Extracted material:
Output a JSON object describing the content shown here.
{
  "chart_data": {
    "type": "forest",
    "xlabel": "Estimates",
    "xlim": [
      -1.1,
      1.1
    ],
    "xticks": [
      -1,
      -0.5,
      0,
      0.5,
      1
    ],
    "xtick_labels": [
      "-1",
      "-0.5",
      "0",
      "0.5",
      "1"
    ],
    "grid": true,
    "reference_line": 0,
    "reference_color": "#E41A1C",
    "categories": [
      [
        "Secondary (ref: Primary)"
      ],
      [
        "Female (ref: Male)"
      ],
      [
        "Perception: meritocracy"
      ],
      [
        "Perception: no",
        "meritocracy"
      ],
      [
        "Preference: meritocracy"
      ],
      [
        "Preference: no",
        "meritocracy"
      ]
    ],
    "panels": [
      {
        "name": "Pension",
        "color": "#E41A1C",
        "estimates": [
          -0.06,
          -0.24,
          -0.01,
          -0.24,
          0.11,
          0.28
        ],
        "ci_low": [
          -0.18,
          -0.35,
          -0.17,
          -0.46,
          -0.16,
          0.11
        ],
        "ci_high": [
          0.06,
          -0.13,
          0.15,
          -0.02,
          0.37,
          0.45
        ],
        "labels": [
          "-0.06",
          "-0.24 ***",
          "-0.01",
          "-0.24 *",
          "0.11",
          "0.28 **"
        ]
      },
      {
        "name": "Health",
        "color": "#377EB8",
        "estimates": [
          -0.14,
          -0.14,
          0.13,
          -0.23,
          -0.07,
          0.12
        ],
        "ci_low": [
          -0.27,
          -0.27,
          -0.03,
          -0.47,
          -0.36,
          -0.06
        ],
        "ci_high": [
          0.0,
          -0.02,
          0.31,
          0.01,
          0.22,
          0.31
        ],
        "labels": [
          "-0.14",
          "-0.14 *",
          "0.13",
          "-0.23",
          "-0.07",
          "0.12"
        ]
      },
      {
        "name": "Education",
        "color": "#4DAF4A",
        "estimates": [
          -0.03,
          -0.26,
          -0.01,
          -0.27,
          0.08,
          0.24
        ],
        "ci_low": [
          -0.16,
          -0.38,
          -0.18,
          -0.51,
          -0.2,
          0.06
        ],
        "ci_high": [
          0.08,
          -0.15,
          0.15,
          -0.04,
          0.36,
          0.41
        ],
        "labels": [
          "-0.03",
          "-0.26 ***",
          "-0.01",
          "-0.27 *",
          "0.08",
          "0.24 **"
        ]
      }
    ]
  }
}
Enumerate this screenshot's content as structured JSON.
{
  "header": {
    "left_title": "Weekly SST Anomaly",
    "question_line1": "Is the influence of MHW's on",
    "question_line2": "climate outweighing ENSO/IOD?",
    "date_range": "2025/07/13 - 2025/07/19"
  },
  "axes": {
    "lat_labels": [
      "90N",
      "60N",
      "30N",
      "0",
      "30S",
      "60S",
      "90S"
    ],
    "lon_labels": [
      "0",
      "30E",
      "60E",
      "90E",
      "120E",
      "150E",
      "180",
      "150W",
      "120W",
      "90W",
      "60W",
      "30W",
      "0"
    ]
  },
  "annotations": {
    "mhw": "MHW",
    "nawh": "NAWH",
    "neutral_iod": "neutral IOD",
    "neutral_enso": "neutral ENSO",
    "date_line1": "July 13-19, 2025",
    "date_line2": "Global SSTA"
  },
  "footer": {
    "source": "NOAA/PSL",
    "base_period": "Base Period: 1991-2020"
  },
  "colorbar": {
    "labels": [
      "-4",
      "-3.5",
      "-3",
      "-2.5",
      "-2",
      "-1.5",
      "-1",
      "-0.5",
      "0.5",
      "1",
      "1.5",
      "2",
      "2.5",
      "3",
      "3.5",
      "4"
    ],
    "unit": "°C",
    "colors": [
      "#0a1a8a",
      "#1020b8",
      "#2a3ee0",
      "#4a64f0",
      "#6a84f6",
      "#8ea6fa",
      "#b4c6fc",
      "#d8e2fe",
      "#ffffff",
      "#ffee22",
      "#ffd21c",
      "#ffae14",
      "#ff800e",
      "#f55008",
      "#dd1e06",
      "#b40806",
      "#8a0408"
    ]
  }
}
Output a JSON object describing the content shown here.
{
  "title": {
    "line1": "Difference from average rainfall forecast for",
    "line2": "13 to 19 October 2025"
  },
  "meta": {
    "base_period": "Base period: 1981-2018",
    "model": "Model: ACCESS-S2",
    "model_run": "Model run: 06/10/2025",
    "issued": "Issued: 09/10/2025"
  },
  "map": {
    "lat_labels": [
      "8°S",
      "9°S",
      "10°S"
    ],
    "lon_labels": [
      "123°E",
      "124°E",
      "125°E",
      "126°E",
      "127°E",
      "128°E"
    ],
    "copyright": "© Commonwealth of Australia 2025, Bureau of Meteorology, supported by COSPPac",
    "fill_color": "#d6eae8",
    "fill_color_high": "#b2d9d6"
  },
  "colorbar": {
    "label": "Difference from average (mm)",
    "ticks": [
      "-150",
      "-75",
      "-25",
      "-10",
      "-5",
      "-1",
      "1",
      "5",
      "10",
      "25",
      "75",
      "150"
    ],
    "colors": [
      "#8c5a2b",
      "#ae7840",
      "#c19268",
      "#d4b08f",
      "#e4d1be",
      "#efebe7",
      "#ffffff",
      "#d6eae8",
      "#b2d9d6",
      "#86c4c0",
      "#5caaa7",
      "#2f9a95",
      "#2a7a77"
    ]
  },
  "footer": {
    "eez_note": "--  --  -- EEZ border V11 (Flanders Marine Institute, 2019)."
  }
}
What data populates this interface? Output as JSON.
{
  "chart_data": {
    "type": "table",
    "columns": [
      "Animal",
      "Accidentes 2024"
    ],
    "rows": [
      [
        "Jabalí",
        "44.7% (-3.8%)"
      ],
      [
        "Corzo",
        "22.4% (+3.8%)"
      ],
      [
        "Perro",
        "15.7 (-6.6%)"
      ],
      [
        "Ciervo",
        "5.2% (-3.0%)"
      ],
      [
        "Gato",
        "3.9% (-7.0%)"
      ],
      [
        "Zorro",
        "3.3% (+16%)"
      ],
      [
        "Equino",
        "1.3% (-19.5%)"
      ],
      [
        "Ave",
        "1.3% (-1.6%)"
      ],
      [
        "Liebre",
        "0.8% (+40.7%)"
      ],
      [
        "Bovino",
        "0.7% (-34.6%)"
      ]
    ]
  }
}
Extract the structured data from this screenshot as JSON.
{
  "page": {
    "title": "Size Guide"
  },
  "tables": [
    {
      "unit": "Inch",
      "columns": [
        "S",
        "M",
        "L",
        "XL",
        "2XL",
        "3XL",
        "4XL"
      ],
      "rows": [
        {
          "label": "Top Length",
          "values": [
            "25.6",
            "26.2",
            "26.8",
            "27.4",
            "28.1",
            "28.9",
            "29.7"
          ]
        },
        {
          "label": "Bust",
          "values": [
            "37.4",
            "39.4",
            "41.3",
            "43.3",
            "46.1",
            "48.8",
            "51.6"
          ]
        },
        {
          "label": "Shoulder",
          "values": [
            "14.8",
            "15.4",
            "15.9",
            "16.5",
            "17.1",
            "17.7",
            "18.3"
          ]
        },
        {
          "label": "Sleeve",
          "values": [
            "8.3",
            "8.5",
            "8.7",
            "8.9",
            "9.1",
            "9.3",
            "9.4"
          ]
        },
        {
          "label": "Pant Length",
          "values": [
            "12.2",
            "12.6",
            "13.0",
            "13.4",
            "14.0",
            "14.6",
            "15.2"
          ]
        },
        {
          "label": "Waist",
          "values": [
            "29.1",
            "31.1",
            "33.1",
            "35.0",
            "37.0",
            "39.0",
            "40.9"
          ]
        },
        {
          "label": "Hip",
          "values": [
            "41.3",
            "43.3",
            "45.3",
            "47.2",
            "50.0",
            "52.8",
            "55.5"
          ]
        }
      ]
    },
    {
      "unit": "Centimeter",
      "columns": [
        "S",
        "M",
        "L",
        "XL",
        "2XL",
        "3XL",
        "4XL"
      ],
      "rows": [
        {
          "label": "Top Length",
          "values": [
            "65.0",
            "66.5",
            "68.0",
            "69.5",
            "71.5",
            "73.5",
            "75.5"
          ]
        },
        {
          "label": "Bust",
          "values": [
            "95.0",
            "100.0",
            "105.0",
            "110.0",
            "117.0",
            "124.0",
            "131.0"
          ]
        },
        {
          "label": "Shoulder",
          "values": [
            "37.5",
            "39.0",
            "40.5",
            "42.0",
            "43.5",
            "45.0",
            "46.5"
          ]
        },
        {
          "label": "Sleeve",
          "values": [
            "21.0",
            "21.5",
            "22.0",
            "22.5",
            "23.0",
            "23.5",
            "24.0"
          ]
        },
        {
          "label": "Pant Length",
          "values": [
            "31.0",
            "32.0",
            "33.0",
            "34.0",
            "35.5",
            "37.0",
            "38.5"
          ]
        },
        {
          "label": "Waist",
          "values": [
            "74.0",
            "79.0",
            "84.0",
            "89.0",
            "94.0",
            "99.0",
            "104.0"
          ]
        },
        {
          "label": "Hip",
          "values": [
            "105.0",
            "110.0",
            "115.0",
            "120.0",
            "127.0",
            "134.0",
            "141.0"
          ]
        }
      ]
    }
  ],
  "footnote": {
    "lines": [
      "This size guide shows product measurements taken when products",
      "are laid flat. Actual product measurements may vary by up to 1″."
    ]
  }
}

Direction: Copy each line of the listing in which the word "JSON" can be found.

Answer to this problem:
Output a JSON object describing the content shown here.
Enumerate this screenshot's content as structured JSON.
Output a JSON object describing the content shown here.
What data populates this interface? Output as JSON.
Extract the structured data from this screenshot as JSON.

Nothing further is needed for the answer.